[Problem to solve] Your job is to restate each entry word for word.

[Data extract]
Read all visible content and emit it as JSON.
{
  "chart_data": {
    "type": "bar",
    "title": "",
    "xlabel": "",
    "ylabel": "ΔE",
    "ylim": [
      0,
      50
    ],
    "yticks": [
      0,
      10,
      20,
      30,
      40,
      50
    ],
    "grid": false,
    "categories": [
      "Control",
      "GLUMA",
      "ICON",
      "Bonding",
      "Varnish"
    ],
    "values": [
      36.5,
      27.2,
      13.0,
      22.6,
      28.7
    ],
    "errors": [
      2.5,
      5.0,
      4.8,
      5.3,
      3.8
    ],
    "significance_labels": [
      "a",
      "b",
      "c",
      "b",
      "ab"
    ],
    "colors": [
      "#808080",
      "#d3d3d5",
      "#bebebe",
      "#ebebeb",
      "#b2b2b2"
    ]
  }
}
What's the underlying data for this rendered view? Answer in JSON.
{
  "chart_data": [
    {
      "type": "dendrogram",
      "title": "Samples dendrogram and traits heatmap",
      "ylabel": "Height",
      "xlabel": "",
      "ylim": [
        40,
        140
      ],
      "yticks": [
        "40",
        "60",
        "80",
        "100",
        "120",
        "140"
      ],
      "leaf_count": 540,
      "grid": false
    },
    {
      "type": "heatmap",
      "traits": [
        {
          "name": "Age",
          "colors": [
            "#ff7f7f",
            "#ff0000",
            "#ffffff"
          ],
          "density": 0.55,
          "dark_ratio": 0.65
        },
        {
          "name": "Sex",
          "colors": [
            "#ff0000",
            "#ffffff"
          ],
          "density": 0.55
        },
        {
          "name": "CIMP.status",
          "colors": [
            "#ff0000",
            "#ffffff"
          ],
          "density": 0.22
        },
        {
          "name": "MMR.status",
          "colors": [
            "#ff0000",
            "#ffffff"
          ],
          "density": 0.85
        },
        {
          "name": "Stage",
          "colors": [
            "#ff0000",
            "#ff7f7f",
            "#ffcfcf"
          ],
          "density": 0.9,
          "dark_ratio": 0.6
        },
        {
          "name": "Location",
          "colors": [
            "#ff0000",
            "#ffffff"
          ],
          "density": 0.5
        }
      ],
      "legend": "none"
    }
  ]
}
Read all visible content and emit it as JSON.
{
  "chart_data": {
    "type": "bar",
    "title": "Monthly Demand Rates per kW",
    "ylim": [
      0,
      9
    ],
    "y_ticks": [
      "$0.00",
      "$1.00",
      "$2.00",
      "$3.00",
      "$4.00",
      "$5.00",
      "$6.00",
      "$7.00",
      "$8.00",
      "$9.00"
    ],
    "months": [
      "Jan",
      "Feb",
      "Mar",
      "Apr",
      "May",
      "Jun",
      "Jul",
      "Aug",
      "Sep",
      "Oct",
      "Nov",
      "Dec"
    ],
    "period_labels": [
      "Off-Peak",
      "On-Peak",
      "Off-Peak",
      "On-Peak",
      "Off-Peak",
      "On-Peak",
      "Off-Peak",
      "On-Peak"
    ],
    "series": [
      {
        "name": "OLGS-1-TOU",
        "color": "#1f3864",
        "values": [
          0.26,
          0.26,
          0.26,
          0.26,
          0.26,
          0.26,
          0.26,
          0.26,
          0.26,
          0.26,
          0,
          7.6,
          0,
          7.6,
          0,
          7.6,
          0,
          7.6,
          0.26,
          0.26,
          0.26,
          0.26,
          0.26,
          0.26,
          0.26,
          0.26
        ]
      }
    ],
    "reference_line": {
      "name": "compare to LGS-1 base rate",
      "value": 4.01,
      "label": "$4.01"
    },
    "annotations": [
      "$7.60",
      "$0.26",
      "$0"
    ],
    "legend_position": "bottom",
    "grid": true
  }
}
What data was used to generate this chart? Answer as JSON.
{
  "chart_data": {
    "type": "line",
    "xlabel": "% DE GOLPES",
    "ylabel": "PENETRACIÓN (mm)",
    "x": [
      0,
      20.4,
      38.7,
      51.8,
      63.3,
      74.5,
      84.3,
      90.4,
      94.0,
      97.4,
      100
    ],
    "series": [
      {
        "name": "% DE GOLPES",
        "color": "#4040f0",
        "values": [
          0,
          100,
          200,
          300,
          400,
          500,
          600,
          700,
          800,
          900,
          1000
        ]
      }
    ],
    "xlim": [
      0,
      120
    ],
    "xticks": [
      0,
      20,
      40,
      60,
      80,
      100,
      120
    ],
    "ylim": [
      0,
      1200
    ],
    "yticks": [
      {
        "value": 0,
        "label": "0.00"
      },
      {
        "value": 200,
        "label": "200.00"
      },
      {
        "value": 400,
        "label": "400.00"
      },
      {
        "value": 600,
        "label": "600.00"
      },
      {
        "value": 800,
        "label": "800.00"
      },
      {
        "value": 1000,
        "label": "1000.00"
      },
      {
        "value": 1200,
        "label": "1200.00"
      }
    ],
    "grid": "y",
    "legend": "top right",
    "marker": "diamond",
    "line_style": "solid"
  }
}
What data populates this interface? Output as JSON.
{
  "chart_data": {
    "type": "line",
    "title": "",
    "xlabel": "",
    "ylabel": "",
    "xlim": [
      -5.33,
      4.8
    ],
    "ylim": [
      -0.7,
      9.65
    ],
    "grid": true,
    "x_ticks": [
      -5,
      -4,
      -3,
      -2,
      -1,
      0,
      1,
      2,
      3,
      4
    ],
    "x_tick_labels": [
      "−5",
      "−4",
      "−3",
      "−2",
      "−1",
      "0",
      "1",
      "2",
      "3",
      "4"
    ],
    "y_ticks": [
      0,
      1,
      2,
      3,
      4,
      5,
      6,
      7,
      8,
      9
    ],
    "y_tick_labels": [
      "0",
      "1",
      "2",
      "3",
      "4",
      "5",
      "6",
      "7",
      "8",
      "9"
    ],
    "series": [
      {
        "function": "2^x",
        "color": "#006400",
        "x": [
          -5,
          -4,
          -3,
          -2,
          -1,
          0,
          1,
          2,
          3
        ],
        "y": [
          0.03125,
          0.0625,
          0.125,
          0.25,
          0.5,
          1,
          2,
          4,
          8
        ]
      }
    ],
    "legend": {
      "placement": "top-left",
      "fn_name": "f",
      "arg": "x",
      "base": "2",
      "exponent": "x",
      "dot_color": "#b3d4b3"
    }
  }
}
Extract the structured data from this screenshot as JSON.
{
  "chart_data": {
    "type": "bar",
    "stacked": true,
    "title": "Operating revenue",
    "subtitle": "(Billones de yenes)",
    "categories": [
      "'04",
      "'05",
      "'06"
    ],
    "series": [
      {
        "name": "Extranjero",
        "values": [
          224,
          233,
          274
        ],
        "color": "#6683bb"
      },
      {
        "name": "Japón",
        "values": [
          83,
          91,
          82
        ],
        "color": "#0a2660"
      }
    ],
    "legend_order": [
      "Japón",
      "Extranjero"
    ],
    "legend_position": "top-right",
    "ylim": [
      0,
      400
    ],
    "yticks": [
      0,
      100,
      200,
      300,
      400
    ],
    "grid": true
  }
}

[Solution for this task]
Read all visible content and emit it as JSON.
{
  "chart_data": {
    "type": "bar",
    "title": "",
    "xlabel": "",
    "ylabel": "ΔE",
    "ylim": [
      0,
      50
    ],
    "yticks": [
      0,
      10,
      20,
      30,
      40,
      50
    ],
    "grid": false,
    "categories": [
      "Control",
      "GLUMA",
      "ICON",
      "Bonding",
      "Varnish"
    ],
    "values": [
      36.5,
      27.2,
      13.0,
      22.6,
      28.7
    ],
    "errors": [
      2.5,
      5.0,
      4.8,
      5.3,
      3.8
    ],
    "significance_labels": [
      "a",
      "b",
      "c",
      "b",
      "ab"
    ],
    "colors": [
      "#808080",
      "#d3d3d5",
      "#bebebe",
      "#ebebeb",
      "#b2b2b2"
    ]
  }
}
What's the underlying data for this rendered view? Answer in JSON.
{
  "chart_data": [
    {
      "type": "dendrogram",
      "title": "Samples dendrogram and traits heatmap",
      "ylabel": "Height",
      "xlabel": "",
      "ylim": [
        40,
        140
      ],
      "yticks": [
        "40",
        "60",
        "80",
        "100",
        "120",
        "140"
      ],
      "leaf_count": 540,
      "grid": false
    },
    {
      "type": "heatmap",
      "traits": [
        {
          "name": "Age",
          "colors": [
            "#ff7f7f",
            "#ff0000",
            "#ffffff"
          ],
          "density": 0.55,
          "dark_ratio": 0.65
        },
        {
          "name": "Sex",
          "colors": [
            "#ff0000",
            "#ffffff"
          ],
          "density": 0.55
        },
        {
          "name": "CIMP.status",
          "colors": [
            "#ff0000",
            "#ffffff"
          ],
          "density": 0.22
        },
        {
          "name": "MMR.status",
          "colors": [
            "#ff0000",
            "#ffffff"
          ],
          "density": 0.85
        },
        {
          "name": "Stage",
          "colors": [
            "#ff0000",
            "#ff7f7f",
            "#ffcfcf"
          ],
          "density": 0.9,
          "dark_ratio": 0.6
        },
        {
          "name": "Location",
          "colors": [
            "#ff0000",
            "#ffffff"
          ],
          "density": 0.5
        }
      ],
      "legend": "none"
    }
  ]
}
Read all visible content and emit it as JSON.
{
  "chart_data": {
    "type": "bar",
    "title": "Monthly Demand Rates per kW",
    "ylim": [
      0,
      9
    ],
    "y_ticks": [
      "$0.00",
      "$1.00",
      "$2.00",
      "$3.00",
      "$4.00",
      "$5.00",
      "$6.00",
      "$7.00",
      "$8.00",
      "$9.00"
    ],
    "months": [
      "Jan",
      "Feb",
      "Mar",
      "Apr",
      "May",
      "Jun",
      "Jul",
      "Aug",
      "Sep",
      "Oct",
      "Nov",
      "Dec"
    ],
    "period_labels": [
      "Off-Peak",
      "On-Peak",
      "Off-Peak",
      "On-Peak",
      "Off-Peak",
      "On-Peak",
      "Off-Peak",
      "On-Peak"
    ],
    "series": [
      {
        "name": "OLGS-1-TOU",
        "color": "#1f3864",
        "values": [
          0.26,
          0.26,
          0.26,
          0.26,
          0.26,
          0.26,
          0.26,
          0.26,
          0.26,
          0.26,
          0,
          7.6,
          0,
          7.6,
          0,
          7.6,
          0,
          7.6,
          0.26,
          0.26,
          0.26,
          0.26,
          0.26,
          0.26,
          0.26,
          0.26
        ]
      }
    ],
    "reference_line": {
      "name": "compare to LGS-1 base rate",
      "value": 4.01,
      "label": "$4.01"
    },
    "annotations": [
      "$7.60",
      "$0.26",
      "$0"
    ],
    "legend_position": "bottom",
    "grid": true
  }
}
What data was used to generate this chart? Answer as JSON.
{
  "chart_data": {
    "type": "line",
    "xlabel": "% DE GOLPES",
    "ylabel": "PENETRACIÓN (mm)",
    "x": [
      0,
      20.4,
      38.7,
      51.8,
      63.3,
      74.5,
      84.3,
      90.4,
      94.0,
      97.4,
      100
    ],
    "series": [
      {
        "name": "% DE GOLPES",
        "color": "#4040f0",
        "values": [
          0,
          100,
          200,
          300,
          400,
          500,
          600,
          700,
          800,
          900,
          1000
        ]
      }
    ],
    "xlim": [
      0,
      120
    ],
    "xticks": [
      0,
      20,
      40,
      60,
      80,
      100,
      120
    ],
    "ylim": [
      0,
      1200
    ],
    "yticks": [
      {
        "value": 0,
        "label": "0.00"
      },
      {
        "value": 200,
        "label": "200.00"
      },
      {
        "value": 400,
        "label": "400.00"
      },
      {
        "value": 600,
        "label": "600.00"
      },
      {
        "value": 800,
        "label": "800.00"
      },
      {
        "value": 1000,
        "label": "1000.00"
      },
      {
        "value": 1200,
        "label": "1200.00"
      }
    ],
    "grid": "y",
    "legend": "top right",
    "marker": "diamond",
    "line_style": "solid"
  }
}
What data populates this interface? Output as JSON.
{
  "chart_data": {
    "type": "line",
    "title": "",
    "xlabel": "",
    "ylabel": "",
    "xlim": [
      -5.33,
      4.8
    ],
    "ylim": [
      -0.7,
      9.65
    ],
    "grid": true,
    "x_ticks": [
      -5,
      -4,
      -3,
      -2,
      -1,
      0,
      1,
      2,
      3,
      4
    ],
    "x_tick_labels": [
      "−5",
      "−4",
      "−3",
      "−2",
      "−1",
      "0",
      "1",
      "2",
      "3",
      "4"
    ],
    "y_ticks": [
      0,
      1,
      2,
      3,
      4,
      5,
      6,
      7,
      8,
      9
    ],
    "y_tick_labels": [
      "0",
      "1",
      "2",
      "3",
      "4",
      "5",
      "6",
      "7",
      "8",
      "9"
    ],
    "series": [
      {
        "function": "2^x",
        "color": "#006400",
        "x": [
          -5,
          -4,
          -3,
          -2,
          -1,
          0,
          1,
          2,
          3
        ],
        "y": [
          0.03125,
          0.0625,
          0.125,
          0.25,
          0.5,
          1,
          2,
          4,
          8
        ]
      }
    ],
    "legend": {
      "placement": "top-left",
      "fn_name": "f",
      "arg": "x",
      "base": "2",
      "exponent": "x",
      "dot_color": "#b3d4b3"
    }
  }
}
Extract the structured data from this screenshot as JSON.
{
  "chart_data": {
    "type": "bar",
    "stacked": true,
    "title": "Operating revenue",
    "subtitle": "(Billones de yenes)",
    "categories": [
      "'04",
      "'05",
      "'06"
    ],
    "series": [
      {
        "name": "Extranjero",
        "values": [
          224,
          233,
          274
        ],
        "color": "#6683bb"
      },
      {
        "name": "Japón",
        "values": [
          83,
          91,
          82
        ],
        "color": "#0a2660"
      }
    ],
    "legend_order": [
      "Japón",
      "Extranjero"
    ],
    "legend_position": "top-right",
    "ylim": [
      0,
      400
    ],
    "yticks": [
      0,
      100,
      200,
      300,
      400
    ],
    "grid": true
  }
}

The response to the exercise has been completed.